*SET EXERCISE*:
The lines to extract begin at the line that contains "What text is on this page?" and run through the last line of the listing; reproduce them exactly, minus any pictures.
+-------+
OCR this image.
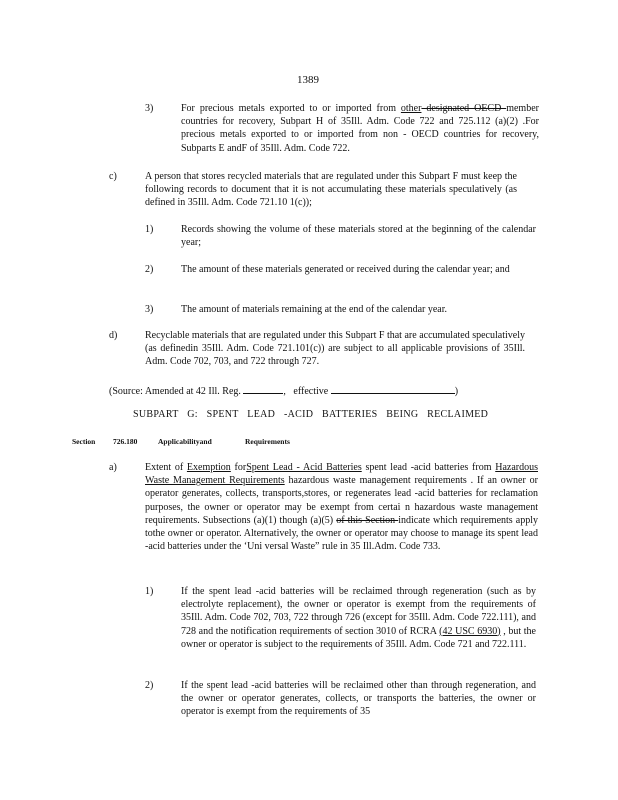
1389
3)	For precious metals exported to or imported from other designated OECD member countries for recovery, Subpart H of 35Ill. Adm. Code 722 and 725.112 (a)(2) .For precious metals exported to or imported from non - OECD countries for recovery, Subparts E andF of 35Ill. Adm. Code 722.
c)	A person that stores recycled materials that are regulated under this Subpart F must keep the following records to document that it is not accumulating these materials speculatively (as defined in 35Ill. Adm. Code 721.10 1(c));
1)	Records showing the volume of these materials stored at the beginning of the calendar year;
2)	The amount of these materials generated or received during the calendar year; and
3)	The amount of materials remaining at the end of the calendar year.
d)	Recyclable materials that are regulated under this Subpart F that are accumulated speculatively (as definedin 35Ill. Adm. Code 721.101(c)) are subject to all applicable provisions of 35Ill. Adm. Code 702, 703, and 722 through 727.
(Source: Amended at 42 Ill. Reg.	, effective	)
SUBPART G: SPENT LEAD -ACID BATTERIES BEING RECLAIMED
Section 726.180	Applicabilityand	Requirements
a)	Extent of Exemption forSpent Lead - Acid Batteries spent lead -acid batteries from Hazardous Waste Management Requirements hazardous waste management requirements . If an owner or operator generates, collects, transports,stores, or regenerates lead -acid batteries for reclamation purposes, the owner or operator may be exempt from certai n hazardous waste management requirements. Subsections (a)(1) though (a)(5) of this Section indicate which requirements apply tothe owner or operator. Alternatively, the owner or operator may choose to manage its spent lead -acid batteries under the ‘Uni versal Waste” rule in 35 Ill.Adm. Code 733.
1)	If the spent lead -acid batteries will be reclaimed through regeneration (such as by electrolyte replacement), the owner or operator is exempt from the requirements of 35Ill. Adm. Code 702, 703, 722 through 726 (except for 35Ill. Adm. Code 722.111), and 728 and the notification requirements of section 3010 of RCRA (42 USC 6930) , but the owner or operator is subject to the requirements of 35Ill. Adm. Code 721 and 722.111.
2)	If the spent lead -acid batteries will be reclaimed other than through regeneration, and the owner or operator generates, collects, or transports the batteries, the owner or operator is exempt from the requirements of 35
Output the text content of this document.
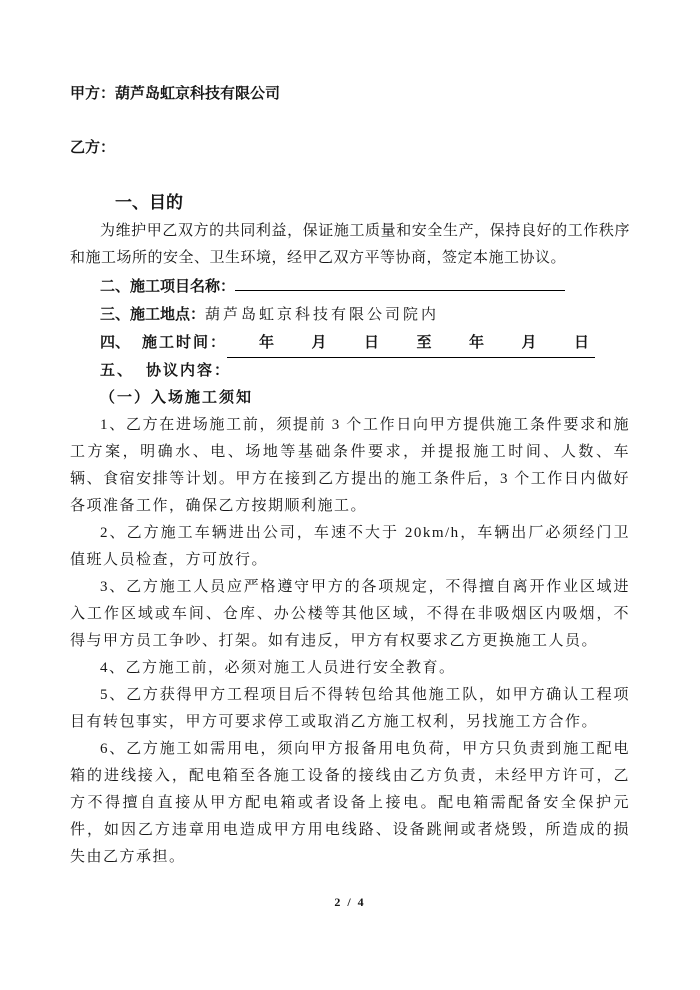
甲方：葫芦岛虹京科技有限公司
乙方：
一、目的

为维护甲乙双方的共同利益，保证施工质量和安全生产，保持良好的工作秩序和施工场所的安全、卫生环境，经甲乙双方平等协商，签定本施工协议。

二、施工项目名称：
三、施工地点：葫芦岛虹京科技有限公司院内
四、 施工时间： 年 月 日 至 年 月 日
五、 协议内容：
（一）入场施工须知

1、乙方在进场施工前，须提前 3 个工作日向甲方提供施工条件要求和施工方案，明确水、电、场地等基础条件要求，并提报施工时间、人数、车辆、食宿安排等计划。甲方在接到乙方提出的施工条件后，3 个工作日内做好各项准备工作，确保乙方按期顺利施工。

2、乙方施工车辆进出公司，车速不大于 20km/h，车辆出厂必须经门卫值班人员检查，方可放行。

3、乙方施工人员应严格遵守甲方的各项规定，不得擅自离开作业区域进入工作区域或车间、仓库、办公楼等其他区域，不得在非吸烟区内吸烟，不得与甲方员工争吵、打架。如有违反，甲方有权要求乙方更换施工人员。

4、乙方施工前，必须对施工人员进行安全教育。

5、乙方获得甲方工程项目后不得转包给其他施工队，如甲方确认工程项目有转包事实，甲方可要求停工或取消乙方施工权利，另找施工方合作。

6、乙方施工如需用电，须向甲方报备用电负荷，甲方只负责到施工配电箱的进线接入，配电箱至各施工设备的接线由乙方负责，未经甲方许可，乙方不得擅自直接从甲方配电箱或者设备上接电。配电箱需配备安全保护元件，如因乙方违章用电造成甲方用电线路、设备跳闸或者烧毁，所造成的损失由乙方承担。

2 / 4
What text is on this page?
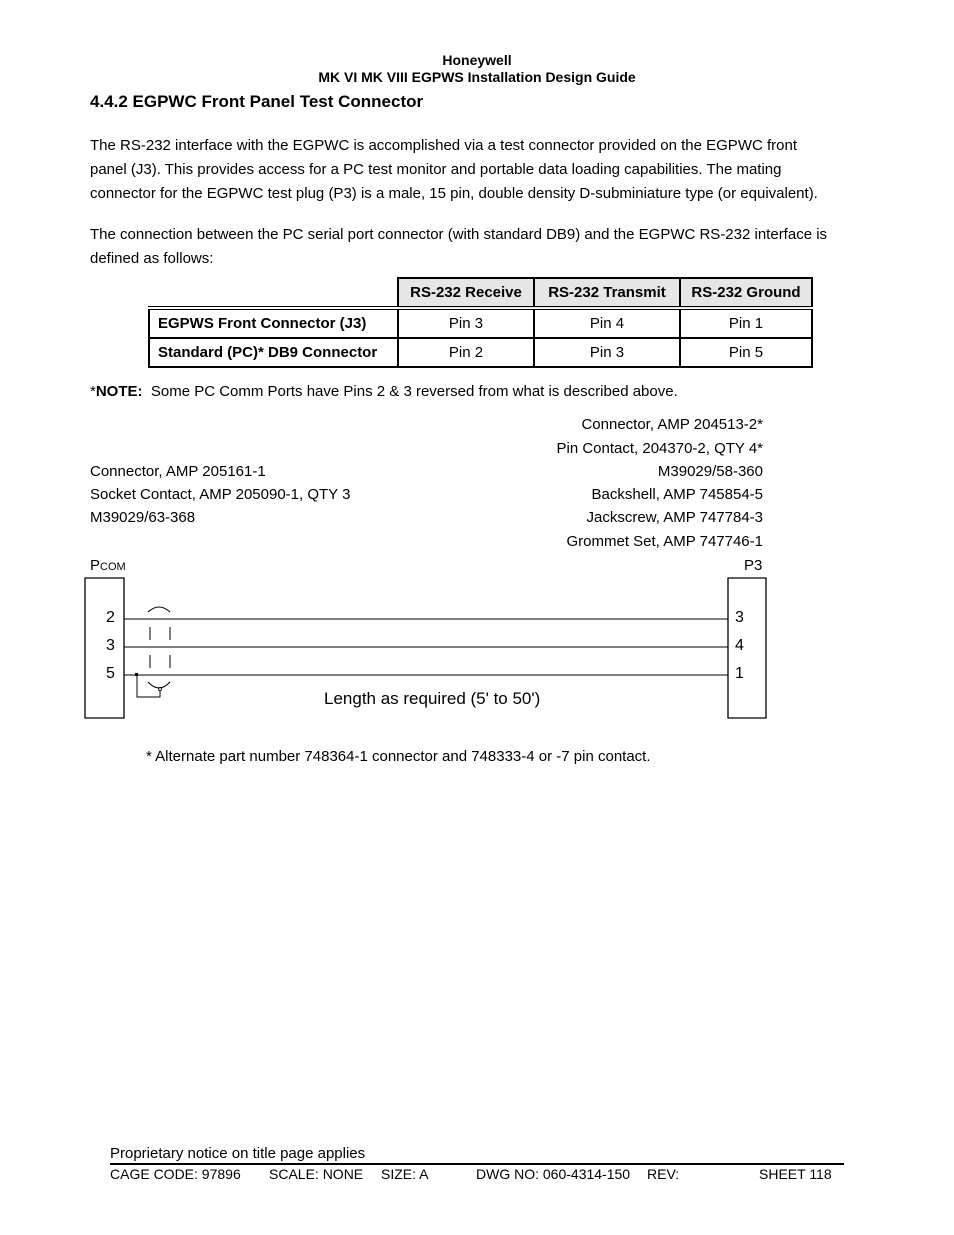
Honeywell
MK VI MK VIII EGPWS Installation Design Guide
4.4.2 EGPWC Front Panel Test Connector
The RS-232 interface with the EGPWC is accomplished via a test connector provided on the EGPWC front
panel (J3). This provides access for a PC test monitor and portable data loading capabilities. The mating
connector for the EGPWC test plug (P3) is a male, 15 pin, double density D-subminiature type (or equivalent).
The connection between the PC serial port connector (with standard DB9) and the EGPWC RS-232 interface is
defined as follows:
	RS-232 Receive	RS-232 Transmit	RS-232 Ground
EGPWS Front Connector (J3)	Pin 3	Pin 4	Pin 1
Standard (PC)* DB9 Connector	Pin 2	Pin 3	Pin 5
*NOTE:  Some PC Comm Ports have Pins 2 & 3 reversed from what is described above.
Connector, AMP 204513-2*
Pin Contact, 204370-2, QTY 4*
M39029/58-360
Backshell, AMP 745854-5
Jackscrew, AMP 747784-3
Grommet Set, AMP 747746-1
Connector, AMP 205161-1
Socket Contact, AMP 205090-1, QTY 3
M39029/63-368
PCOM	P3
2
3
5
3
4
1
Length as required (5' to 50')
* Alternate part number 748364-1 connector and 748333-4 or -7 pin contact.
Proprietary notice on title page applies
CAGE CODE: 97896 SCALE: NONE SIZE: A	DWG NO: 060-4314-150 REV:	SHEET 118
+-------+
*COMPLETED TASK*:
What text is on this page?
Honeywell
MK VI MK VIII EGPWS Installation Design Guide
4.4.2 EGPWC Front Panel Test Connector
The RS-232 interface with the EGPWC is accomplished via a test connector provided on the EGPWC front
panel (J3). This provides access for a PC test monitor and portable data loading capabilities. The mating
connector for the EGPWC test plug (P3) is a male, 15 pin, double density D-subminiature type (or equivalent).
The connection between the PC serial port connector (with standard DB9) and the EGPWC RS-232 interface is
defined as follows:
	RS-232 Receive	RS-232 Transmit	RS-232 Ground
EGPWS Front Connector (J3)	Pin 3	Pin 4	Pin 1
Standard (PC)* DB9 Connector	Pin 2	Pin 3	Pin 5
*NOTE:  Some PC Comm Ports have Pins 2 & 3 reversed from what is described above.
Connector, AMP 204513-2*
Pin Contact, 204370-2, QTY 4*
M39029/58-360
Backshell, AMP 745854-5
Jackscrew, AMP 747784-3
Grommet Set, AMP 747746-1
Connector, AMP 205161-1
Socket Contact, AMP 205090-1, QTY 3
M39029/63-368
PCOM	P3
2
3
5
3
4
1
Length as required (5' to 50')
* Alternate part number 748364-1 connector and 748333-4 or -7 pin contact.
Proprietary notice on title page applies
CAGE CODE: 97896 SCALE: NONE SIZE: A	DWG NO: 060-4314-150 REV:	SHEET 118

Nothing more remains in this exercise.